Task statement: Make an exact copy of all the entries, with the pictures left out.

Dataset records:
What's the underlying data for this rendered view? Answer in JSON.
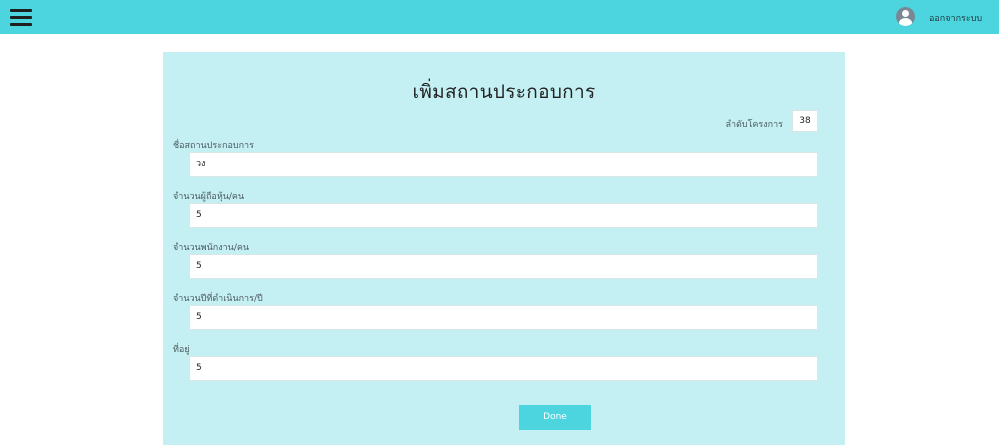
{
  "header": {
    "menu_icon": "hamburger-menu-icon",
    "avatar_icon": "user-avatar-icon",
    "logout_label": "ออกจากระบบ",
    "bar_color": "#4cd5df"
  },
  "form": {
    "title": "เพิ่มสถานประกอบการ",
    "project_number_label": "ลำดับโครงการ",
    "project_number_value": "38",
    "fields": [
      {
        "label": "ชื่อสถานประกอบการ",
        "value": "วง"
      },
      {
        "label": "จำนวนผู้ถือหุ้น/คน",
        "value": "5"
      },
      {
        "label": "จำนวนพนักงาน/คน",
        "value": "5"
      },
      {
        "label": "จำนวนปีที่ดำเนินการ/ปี",
        "value": "5"
      },
      {
        "label": "ที่อยู่",
        "value": "5"
      }
    ],
    "done_label": "Done",
    "panel_color": "#c5f0f3"
  }
}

Answer for this exercise:
What's the underlying data for this rendered view? Answer in JSON.
{
  "header": {
    "menu_icon": "hamburger-menu-icon",
    "avatar_icon": "user-avatar-icon",
    "logout_label": "ออกจากระบบ",
    "bar_color": "#4cd5df"
  },
  "form": {
    "title": "เพิ่มสถานประกอบการ",
    "project_number_label": "ลำดับโครงการ",
    "project_number_value": "38",
    "fields": [
      {
        "label": "ชื่อสถานประกอบการ",
        "value": "วง"
      },
      {
        "label": "จำนวนผู้ถือหุ้น/คน",
        "value": "5"
      },
      {
        "label": "จำนวนพนักงาน/คน",
        "value": "5"
      },
      {
        "label": "จำนวนปีที่ดำเนินการ/ปี",
        "value": "5"
      },
      {
        "label": "ที่อยู่",
        "value": "5"
      }
    ],
    "done_label": "Done",
    "panel_color": "#c5f0f3"
  }
}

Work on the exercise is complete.